━━ Material supplied
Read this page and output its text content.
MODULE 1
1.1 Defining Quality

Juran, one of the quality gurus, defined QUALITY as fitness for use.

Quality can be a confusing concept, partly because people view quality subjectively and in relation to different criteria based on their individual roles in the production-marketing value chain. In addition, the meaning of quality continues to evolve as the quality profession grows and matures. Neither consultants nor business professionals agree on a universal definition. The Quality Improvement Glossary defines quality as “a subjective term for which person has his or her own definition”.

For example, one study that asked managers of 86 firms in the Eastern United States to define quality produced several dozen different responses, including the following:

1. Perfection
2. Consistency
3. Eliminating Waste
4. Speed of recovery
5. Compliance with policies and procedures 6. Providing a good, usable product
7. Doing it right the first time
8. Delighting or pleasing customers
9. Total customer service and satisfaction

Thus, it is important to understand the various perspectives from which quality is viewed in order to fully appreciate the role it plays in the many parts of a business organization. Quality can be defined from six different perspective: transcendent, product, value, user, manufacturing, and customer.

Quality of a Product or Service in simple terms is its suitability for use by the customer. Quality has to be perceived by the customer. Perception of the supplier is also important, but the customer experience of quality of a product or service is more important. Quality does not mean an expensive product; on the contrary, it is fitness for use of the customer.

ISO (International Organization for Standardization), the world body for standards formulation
━━━━
━━ Material supplied
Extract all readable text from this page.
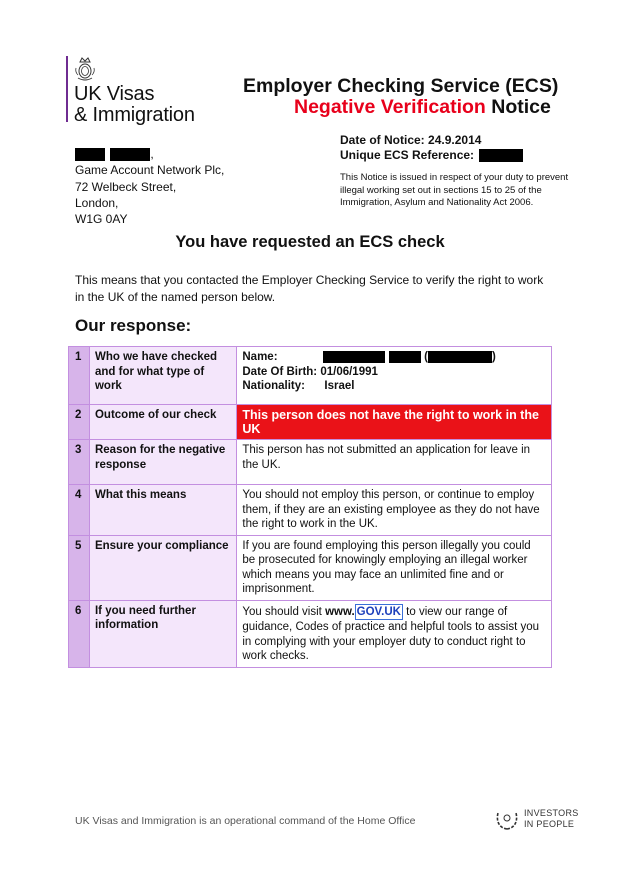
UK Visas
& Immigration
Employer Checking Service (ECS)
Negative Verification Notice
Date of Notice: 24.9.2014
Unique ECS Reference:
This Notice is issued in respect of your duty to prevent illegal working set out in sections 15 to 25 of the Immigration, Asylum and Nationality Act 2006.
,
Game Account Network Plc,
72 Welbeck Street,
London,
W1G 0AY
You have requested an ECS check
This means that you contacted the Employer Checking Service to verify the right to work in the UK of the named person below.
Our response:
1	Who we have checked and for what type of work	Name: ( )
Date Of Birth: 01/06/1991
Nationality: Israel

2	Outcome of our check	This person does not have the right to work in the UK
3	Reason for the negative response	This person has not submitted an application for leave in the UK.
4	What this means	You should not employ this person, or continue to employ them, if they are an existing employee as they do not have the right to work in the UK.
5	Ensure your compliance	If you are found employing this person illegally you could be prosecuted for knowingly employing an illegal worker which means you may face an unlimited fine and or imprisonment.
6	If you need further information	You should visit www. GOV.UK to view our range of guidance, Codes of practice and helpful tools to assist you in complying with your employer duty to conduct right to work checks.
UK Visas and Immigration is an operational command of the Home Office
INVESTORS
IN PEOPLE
━━━━
━━ Material supplied
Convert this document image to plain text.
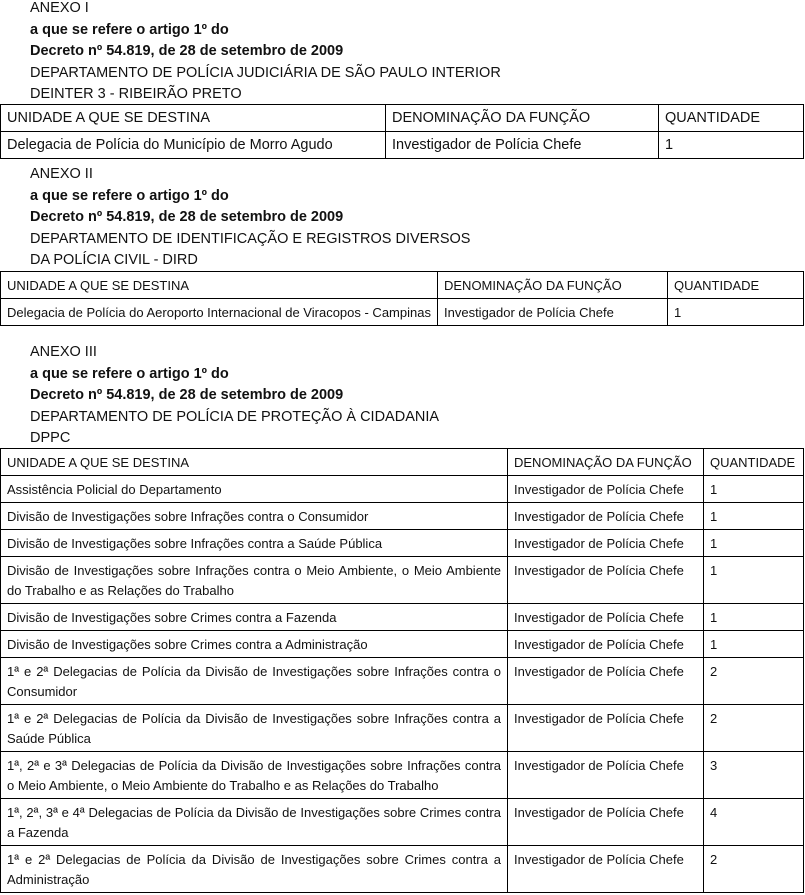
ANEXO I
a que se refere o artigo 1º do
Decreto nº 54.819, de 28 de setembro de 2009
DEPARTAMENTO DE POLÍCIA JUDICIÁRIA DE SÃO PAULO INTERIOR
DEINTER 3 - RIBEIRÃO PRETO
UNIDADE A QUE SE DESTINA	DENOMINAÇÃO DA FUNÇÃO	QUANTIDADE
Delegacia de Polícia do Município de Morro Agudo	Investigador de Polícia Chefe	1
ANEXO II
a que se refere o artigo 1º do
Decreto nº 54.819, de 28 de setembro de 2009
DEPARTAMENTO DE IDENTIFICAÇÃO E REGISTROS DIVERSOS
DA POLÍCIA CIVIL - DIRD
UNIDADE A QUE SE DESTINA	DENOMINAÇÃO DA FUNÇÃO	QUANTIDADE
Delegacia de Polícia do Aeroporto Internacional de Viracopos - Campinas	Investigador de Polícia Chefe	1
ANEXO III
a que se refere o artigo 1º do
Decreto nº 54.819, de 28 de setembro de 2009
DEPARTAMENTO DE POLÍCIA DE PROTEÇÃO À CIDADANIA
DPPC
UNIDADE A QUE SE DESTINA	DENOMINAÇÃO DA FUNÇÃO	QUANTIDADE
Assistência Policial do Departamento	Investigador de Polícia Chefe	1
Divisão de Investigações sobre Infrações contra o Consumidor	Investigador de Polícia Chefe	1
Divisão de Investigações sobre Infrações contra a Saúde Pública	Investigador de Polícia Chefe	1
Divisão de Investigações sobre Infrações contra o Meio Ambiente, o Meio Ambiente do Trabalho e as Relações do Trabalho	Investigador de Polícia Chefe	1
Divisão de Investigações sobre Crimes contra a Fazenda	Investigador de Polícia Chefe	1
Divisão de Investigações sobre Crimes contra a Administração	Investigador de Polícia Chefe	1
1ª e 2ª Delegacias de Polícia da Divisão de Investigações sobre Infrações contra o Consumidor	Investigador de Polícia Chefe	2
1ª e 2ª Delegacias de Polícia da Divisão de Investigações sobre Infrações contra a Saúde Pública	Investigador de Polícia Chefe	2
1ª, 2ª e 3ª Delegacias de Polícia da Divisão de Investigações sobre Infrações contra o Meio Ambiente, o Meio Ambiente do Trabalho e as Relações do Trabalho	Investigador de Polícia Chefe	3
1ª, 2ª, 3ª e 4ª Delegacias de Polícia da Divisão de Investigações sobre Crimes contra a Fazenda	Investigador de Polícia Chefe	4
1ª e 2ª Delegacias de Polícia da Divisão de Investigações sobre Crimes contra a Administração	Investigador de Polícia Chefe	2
━━━━
State how many lines of the data include the word "from", with nothing else.

2